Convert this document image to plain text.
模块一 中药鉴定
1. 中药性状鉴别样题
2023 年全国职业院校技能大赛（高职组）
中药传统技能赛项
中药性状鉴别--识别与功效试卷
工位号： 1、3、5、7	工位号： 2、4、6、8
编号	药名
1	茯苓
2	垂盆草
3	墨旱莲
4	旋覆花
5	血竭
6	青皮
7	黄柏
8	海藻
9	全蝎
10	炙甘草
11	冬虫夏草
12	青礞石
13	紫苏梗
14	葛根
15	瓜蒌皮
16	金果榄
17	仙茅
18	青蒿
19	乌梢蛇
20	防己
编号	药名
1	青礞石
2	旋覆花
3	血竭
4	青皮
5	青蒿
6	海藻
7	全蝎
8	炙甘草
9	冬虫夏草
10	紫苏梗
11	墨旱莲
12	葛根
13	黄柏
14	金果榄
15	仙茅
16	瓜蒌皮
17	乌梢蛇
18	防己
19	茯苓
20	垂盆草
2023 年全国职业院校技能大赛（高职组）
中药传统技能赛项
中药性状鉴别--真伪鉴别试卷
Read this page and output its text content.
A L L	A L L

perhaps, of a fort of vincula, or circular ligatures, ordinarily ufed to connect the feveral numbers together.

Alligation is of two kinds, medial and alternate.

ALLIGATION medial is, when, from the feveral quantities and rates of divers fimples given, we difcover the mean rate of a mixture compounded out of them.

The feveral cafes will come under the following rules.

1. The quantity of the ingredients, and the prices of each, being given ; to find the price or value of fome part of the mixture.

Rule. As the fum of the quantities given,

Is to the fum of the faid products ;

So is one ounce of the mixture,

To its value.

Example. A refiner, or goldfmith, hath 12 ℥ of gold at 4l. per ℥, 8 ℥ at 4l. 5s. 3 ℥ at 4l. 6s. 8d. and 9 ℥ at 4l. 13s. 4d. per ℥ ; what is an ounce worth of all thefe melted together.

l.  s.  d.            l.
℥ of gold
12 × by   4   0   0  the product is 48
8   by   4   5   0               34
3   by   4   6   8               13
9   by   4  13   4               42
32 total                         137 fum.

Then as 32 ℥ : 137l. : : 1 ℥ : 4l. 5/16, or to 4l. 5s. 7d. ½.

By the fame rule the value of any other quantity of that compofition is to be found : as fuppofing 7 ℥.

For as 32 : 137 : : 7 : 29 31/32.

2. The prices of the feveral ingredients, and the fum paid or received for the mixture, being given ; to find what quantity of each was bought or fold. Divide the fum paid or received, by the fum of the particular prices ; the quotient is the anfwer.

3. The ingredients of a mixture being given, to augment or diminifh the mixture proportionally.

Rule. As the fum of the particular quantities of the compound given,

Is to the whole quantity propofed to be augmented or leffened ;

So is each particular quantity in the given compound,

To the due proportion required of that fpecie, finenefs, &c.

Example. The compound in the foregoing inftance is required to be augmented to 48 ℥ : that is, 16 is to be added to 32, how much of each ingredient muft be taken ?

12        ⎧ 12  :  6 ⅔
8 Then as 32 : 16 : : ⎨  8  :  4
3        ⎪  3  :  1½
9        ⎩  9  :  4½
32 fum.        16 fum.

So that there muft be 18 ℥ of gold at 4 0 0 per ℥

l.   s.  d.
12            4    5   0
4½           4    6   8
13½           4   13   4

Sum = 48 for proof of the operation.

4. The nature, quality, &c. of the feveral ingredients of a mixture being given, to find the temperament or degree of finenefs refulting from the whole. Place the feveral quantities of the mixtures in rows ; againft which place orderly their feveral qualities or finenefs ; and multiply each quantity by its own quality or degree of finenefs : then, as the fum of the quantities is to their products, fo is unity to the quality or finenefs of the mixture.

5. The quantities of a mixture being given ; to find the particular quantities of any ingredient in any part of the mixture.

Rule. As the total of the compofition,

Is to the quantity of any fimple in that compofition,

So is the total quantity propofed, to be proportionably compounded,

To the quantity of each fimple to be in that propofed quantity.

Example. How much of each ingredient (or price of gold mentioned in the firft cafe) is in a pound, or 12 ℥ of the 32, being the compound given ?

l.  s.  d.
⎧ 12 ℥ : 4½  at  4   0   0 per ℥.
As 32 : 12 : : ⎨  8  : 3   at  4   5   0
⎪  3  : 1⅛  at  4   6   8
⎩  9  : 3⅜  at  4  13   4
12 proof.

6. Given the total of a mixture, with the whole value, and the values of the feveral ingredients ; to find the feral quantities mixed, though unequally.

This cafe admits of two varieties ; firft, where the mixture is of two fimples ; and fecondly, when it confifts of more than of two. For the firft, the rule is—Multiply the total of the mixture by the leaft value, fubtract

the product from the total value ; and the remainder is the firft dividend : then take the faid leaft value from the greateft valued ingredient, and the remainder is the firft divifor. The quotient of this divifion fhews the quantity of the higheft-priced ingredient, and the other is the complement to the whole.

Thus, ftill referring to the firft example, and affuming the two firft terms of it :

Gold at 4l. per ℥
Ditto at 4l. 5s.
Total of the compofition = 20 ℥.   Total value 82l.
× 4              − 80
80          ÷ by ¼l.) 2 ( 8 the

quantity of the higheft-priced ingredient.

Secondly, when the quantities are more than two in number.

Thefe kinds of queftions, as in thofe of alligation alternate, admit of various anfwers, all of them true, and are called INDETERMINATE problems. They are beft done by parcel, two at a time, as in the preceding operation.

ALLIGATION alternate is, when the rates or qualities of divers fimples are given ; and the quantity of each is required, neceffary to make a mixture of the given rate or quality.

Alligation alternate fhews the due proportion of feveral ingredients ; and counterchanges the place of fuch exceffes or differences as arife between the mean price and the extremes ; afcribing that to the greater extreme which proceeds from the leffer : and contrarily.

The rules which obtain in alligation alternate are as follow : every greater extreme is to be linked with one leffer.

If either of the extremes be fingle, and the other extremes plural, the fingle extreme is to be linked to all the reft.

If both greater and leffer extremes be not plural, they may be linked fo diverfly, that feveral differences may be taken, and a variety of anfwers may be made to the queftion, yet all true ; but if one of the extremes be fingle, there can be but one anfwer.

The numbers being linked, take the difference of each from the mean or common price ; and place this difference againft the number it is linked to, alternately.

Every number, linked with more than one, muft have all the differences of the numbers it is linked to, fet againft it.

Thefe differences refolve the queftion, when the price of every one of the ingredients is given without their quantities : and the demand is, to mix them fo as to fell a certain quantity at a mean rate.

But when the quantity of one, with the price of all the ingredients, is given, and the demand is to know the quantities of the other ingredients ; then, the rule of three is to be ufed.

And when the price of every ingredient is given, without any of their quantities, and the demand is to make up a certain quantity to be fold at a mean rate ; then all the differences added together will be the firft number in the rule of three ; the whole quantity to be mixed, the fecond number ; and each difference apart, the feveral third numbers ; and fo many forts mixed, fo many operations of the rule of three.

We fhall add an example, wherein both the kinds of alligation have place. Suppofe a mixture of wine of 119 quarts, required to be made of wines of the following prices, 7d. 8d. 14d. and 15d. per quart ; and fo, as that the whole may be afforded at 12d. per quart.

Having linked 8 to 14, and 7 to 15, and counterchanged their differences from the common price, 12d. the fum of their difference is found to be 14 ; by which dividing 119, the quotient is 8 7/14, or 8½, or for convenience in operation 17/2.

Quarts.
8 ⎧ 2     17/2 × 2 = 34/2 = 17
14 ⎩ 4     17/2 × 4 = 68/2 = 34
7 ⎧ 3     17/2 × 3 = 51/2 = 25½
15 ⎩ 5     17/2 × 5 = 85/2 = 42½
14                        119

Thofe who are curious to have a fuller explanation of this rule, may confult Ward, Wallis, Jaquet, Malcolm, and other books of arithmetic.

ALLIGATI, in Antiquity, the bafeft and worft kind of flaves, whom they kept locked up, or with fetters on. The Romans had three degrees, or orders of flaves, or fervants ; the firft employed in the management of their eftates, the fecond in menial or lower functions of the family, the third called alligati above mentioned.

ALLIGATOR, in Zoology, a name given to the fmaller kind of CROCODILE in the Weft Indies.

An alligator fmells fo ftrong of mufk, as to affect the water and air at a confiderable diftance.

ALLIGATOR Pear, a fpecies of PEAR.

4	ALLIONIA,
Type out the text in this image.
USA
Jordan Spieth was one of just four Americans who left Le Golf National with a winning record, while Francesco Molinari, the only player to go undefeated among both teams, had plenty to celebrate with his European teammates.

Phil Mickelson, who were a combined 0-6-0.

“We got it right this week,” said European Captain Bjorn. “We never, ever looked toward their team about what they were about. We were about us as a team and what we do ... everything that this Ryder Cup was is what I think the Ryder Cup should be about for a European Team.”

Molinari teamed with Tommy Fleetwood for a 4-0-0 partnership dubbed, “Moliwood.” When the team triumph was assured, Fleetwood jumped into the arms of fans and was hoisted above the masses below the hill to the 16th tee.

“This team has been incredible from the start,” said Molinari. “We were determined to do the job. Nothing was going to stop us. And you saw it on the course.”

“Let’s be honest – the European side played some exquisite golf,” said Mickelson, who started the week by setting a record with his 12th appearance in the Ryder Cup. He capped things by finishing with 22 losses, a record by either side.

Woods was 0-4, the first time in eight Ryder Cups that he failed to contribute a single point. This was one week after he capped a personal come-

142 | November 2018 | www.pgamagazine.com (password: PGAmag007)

┄┄┄┄┄┄┄┄┄┄

WHAT IS EXPECTED »
Each line in the data that holds the string "fingle" should be found and copied.

SOLUTION »
If either of the extremes be fingle, and the other extremes plural, the fingle extreme is to be linked to all the reft.
If both greater and leffer extremes be not plural, they may be linked fo diverfly, that feveral differences may be taken, and a variety of anfwers may be made to the queftion, yet all true ; but if one of the extremes be fingle, there can be but one anfwer.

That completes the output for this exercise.